» Exercise 1
Reproduce the passage of the highway cycling text from "Central Highlands and" up to and including "meet another foreigner!", substituting "Annamite Range" for "Central Highlands".
» Exercise 2
Repeat verbatim the lines of the records from the line with "key-line: F2: Previous" up to and including the line with "row-cpu-bus-speed[interactable]: CPU bus".

» Text excerpt
* start *
Cycling The Historic Ho Chi Minh Highway

It all started with a dare from Jin. I mentioned that I was running a marathon in North Vietnam and she asked if I was bringing my road bike. Over the years, she has mentioned several times that the Central Highlands, inland from Danang, were some of her favourite places from her extensive exploration by motorcycle. Jin emphasised the new, smooth, truckless road that is the Ho Chi Minh Highway running up the spine of Vietnam. She also knows that I have a soft spot for waterfalls and there are plenty along the way. It piqued my interest, she dared me, and in May 2022 I cycled the Ho Chi Minh Highway solo from Hoi An to Phong Nha and back.

Central Highlands and the Ho Chi Minh Highway

About 50km west of Hoi An are the Central Highlands of Vietnam. A stunning range of remote, jungle-clad mountains running north to south through the centre of Vietnam. I would pack up my saddle bags and head off by bike for about ten days riding through the mountains. For nearly a week I did not meet another foreigner!

Day 1, Hoi An to Thanh My, 72.6km, 275m ascent.
* end *
» Supplied entries
* start *
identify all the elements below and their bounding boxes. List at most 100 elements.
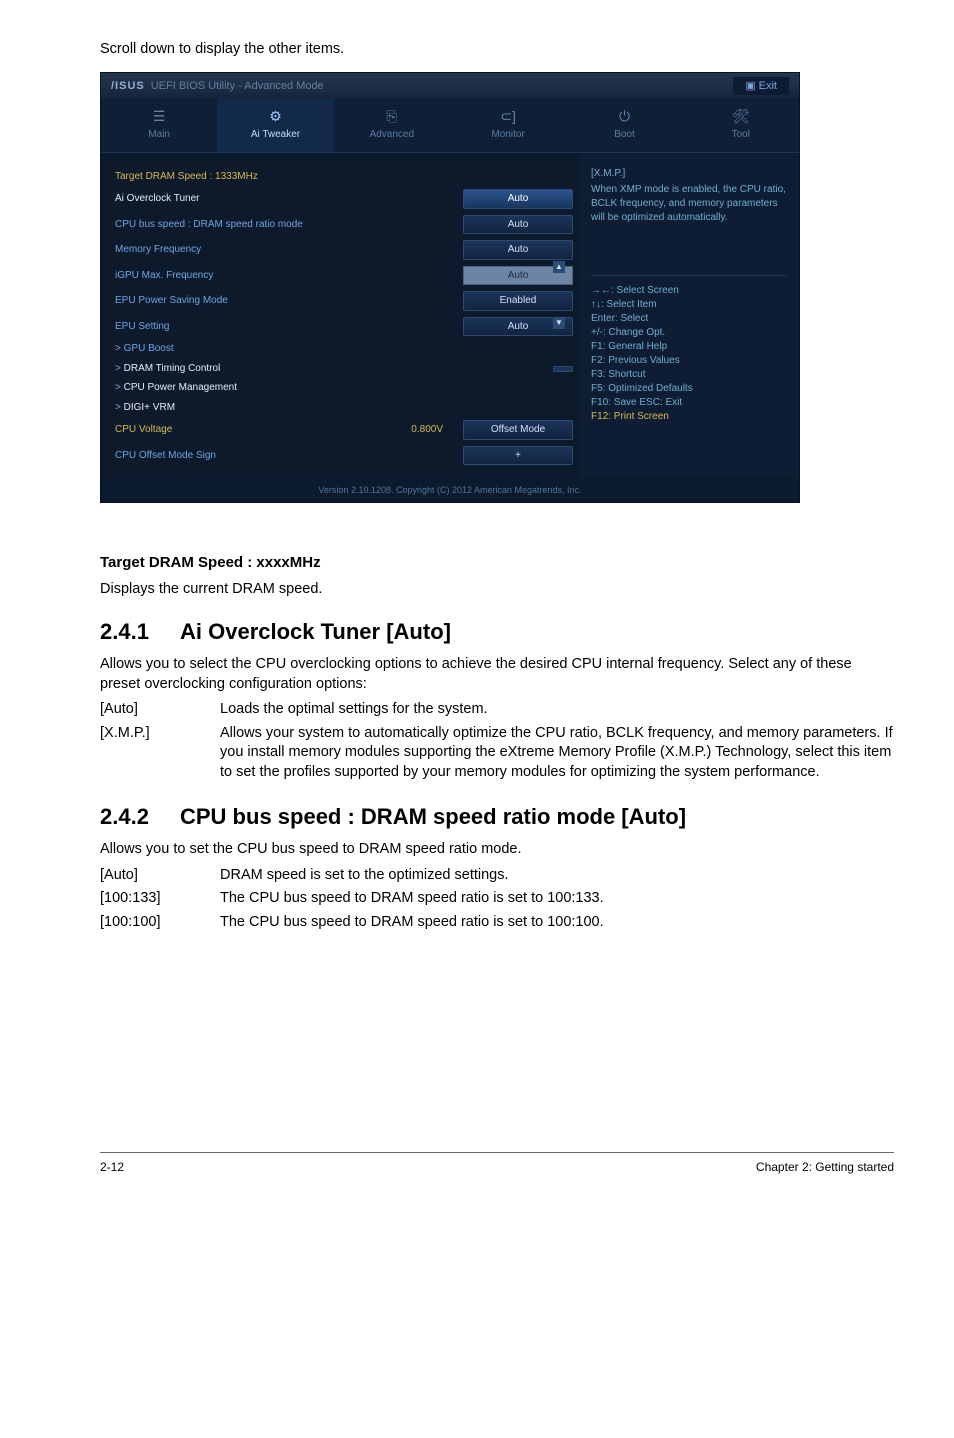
key-line: F2: Previous Values [591,354,787,368]
setting-label: CPU Power Management [115,381,573,395]
key-line: F10: Save ESC: Exit [591,396,787,410]
advanced-icon: ⎘ [338,107,446,126]
section-242-heading: 2.4.2 CPU bus speed : DRAM speed ratio m… [100,802,894,832]
tab-label: Advanced [370,129,414,140]
setting-label: EPU Power Saving Mode [115,294,463,308]
option-key: [X.M.P.] [100,724,220,783]
target-dram-desc: Displays the current DRAM speed. [100,580,894,600]
row-cpu-bus-speed[interactable]: CPU bus speed : DRAM speed ratio mode Au… [115,212,573,238]
scroll-down-arrow[interactable]: ▼ [553,317,565,329]
intro-text: Scroll down to display the other items. [100,40,894,60]
section-title: CPU bus speed : DRAM speed ratio mode [A… [180,802,686,832]
option-row: [Auto] DRAM speed is set to the optimize… [100,866,894,886]
setting-label: CPU bus speed : DRAM speed ratio mode [115,218,463,232]
setting-value[interactable]: + [463,446,573,466]
option-key: [Auto] [100,700,220,720]
scroll-up-arrow[interactable]: ▲ [553,261,565,273]
option-desc: Loads the optimal settings for the syste… [220,700,894,720]
option-row: [100:100] The CPU bus speed to DRAM spee… [100,913,894,933]
power-icon: ⏻ [570,107,678,126]
bios-settings-list: Target DRAM Speed : 1333MHz Ai Overclock… [101,153,579,479]
tab-label: Monitor [491,129,524,140]
section-number: 2.4.1 [100,617,180,647]
row-epu-setting[interactable]: EPU Setting Auto [115,314,573,340]
gear-icon: ⚙ [221,107,329,126]
setting-label: iGPU Max. Frequency [115,269,463,283]
tab-tool[interactable]: 🛠 Tool [683,99,799,151]
key-line: F5: Optimized Defaults [591,382,787,396]
help-title: [X.M.P.] [591,167,787,181]
option-row: [X.M.P.] Allows your system to automatic… [100,724,894,783]
bios-logo: /ISUS [111,79,145,94]
section-number: 2.4.2 [100,802,180,832]
tab-label: Main [148,129,170,140]
row-ai-overclock[interactable]: Ai Overclock Tuner Auto [115,186,573,212]
bios-titlebar: /ISUS UEFI BIOS Utility - Advanced Mode … [101,73,799,100]
setting-label: Target DRAM Speed : 1333MHz [115,170,573,184]
key-line: +/-: Change Opt. [591,326,787,340]
setting-label: CPU Offset Mode Sign [115,449,463,463]
page-number: 2-12 [100,1159,124,1175]
exit-icon: ▣ [745,80,758,92]
tab-advanced[interactable]: ⎘ Advanced [334,99,450,151]
list-icon: ☰ [105,107,213,126]
tab-ai-tweaker[interactable]: ⚙ Ai Tweaker [217,99,333,151]
option-desc: Allows your system to automatically opti… [220,724,894,783]
bios-exit-button[interactable]: ▣ Exit [733,77,789,96]
setting-label: Memory Frequency [115,243,463,257]
setting-label: DIGI+ VRM [115,401,573,415]
row-cpu-power-mgmt[interactable]: CPU Power Management [115,378,573,398]
monitor-icon: ⊂] [454,107,562,126]
section-241-heading: 2.4.1 Ai Overclock Tuner [Auto] [100,617,894,647]
row-igpu-max-freq[interactable]: iGPU Max. Frequency Auto [115,263,573,289]
section-242-body: Allows you to set the CPU bus speed to D… [100,840,894,860]
setting-value[interactable]: Auto [463,189,573,209]
key-hints: →←: Select Screen ↑↓: Select Item Enter:… [591,275,787,424]
tab-label: Tool [732,129,750,140]
bios-help-panel: [X.M.P.] When XMP mode is enabled, the C… [579,153,799,479]
bios-footer: Version 2.10.1208. Copyright (C) 2012 Am… [101,478,799,502]
tab-label: Boot [614,129,635,140]
row-gpu-boost[interactable]: GPU Boost [115,339,573,359]
tool-icon: 🛠 [687,107,795,126]
row-cpu-voltage[interactable]: CPU Voltage 0.800V Offset Mode [115,417,573,443]
key-line: F12: Print Screen [591,410,787,424]
setting-value[interactable]: Auto [463,215,573,235]
chapter-label: Chapter 2: Getting started [756,1159,894,1175]
setting-value[interactable]: Enabled [463,291,573,311]
setting-value[interactable]: Offset Mode [463,420,573,440]
target-dram-heading: Target DRAM Speed : xxxxMHz [100,553,894,573]
tab-main[interactable]: ☰ Main [101,99,217,151]
setting-label: Ai Overclock Tuner [115,192,463,206]
setting-value[interactable] [553,366,573,372]
option-desc: DRAM speed is set to the optimized setti… [220,866,894,886]
exit-label: Exit [759,80,777,92]
tab-monitor[interactable]: ⊂] Monitor [450,99,566,151]
setting-label: CPU Voltage [115,423,411,437]
key-line: ↑↓: Select Item [591,298,787,312]
help-text: When XMP mode is enabled, the CPU ratio,… [591,183,787,225]
row-epu-power-saving[interactable]: EPU Power Saving Mode Enabled [115,288,573,314]
row-digi-vrm[interactable]: DIGI+ VRM [115,398,573,418]
row-cpu-offset-sign[interactable]: CPU Offset Mode Sign + [115,443,573,469]
voltage-value: 0.800V [411,423,443,437]
bios-title: UEFI BIOS Utility - Advanced Mode [151,79,324,94]
key-line: F1: General Help [591,340,787,354]
setting-value[interactable]: Auto [463,240,573,260]
option-key: [100:100] [100,913,220,933]
bios-screenshot: /ISUS UEFI BIOS Utility - Advanced Mode … [100,72,800,504]
setting-label: DRAM Timing Control [115,362,553,376]
row-target-dram: Target DRAM Speed : 1333MHz [115,167,573,187]
option-row: [100:133] The CPU bus speed to DRAM spee… [100,889,894,909]
row-dram-timing[interactable]: DRAM Timing Control [115,359,573,379]
option-key: [Auto] [100,866,220,886]
row-memory-freq[interactable]: Memory Frequency Auto [115,237,573,263]
page-footer: 2-12 Chapter 2: Getting started [100,1152,894,1175]
tab-label: Ai Tweaker [251,129,300,140]
setting-label: GPU Boost [115,342,573,356]
option-desc: The CPU bus speed to DRAM speed ratio is… [220,913,894,933]
option-key: [100:133] [100,889,220,909]
section-241-body: Allows you to select the CPU overclockin… [100,655,894,694]
key-line: →←: Select Screen [591,284,787,298]
tab-boot[interactable]: ⏻ Boot [566,99,682,151]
* end *
» Full solution 1
Annamite Range and the Ho Chi Minh Highway

About 50km west of Hoi An are the Annamite Range of Vietnam. A stunning range of remote, jungle-clad mountains running north to south through the centre of Vietnam. I would pack up my saddle bags and head off by bike for about ten days riding through the mountains. For nearly a week I did not meet another foreigner!

» Full solution 2
key-line: F2: Previous Values [591,354,787,368]
setting-label: CPU Power Management [115,381,573,395]
key-line: F10: Save ESC: Exit [591,396,787,410]
advanced-icon: ⎘ [338,107,446,126]
section-242-heading: 2.4.2 CPU bus speed : DRAM speed ratio m… [100,802,894,832]
tab-label: Advanced [370,129,414,140]
setting-label: EPU Power Saving Mode [115,294,463,308]
option-key: [X.M.P.] [100,724,220,783]
target-dram-desc: Displays the current DRAM speed. [100,580,894,600]
row-cpu-bus-speed[interactable]: CPU bus speed : DRAM speed ratio mode Au… [115,212,573,238]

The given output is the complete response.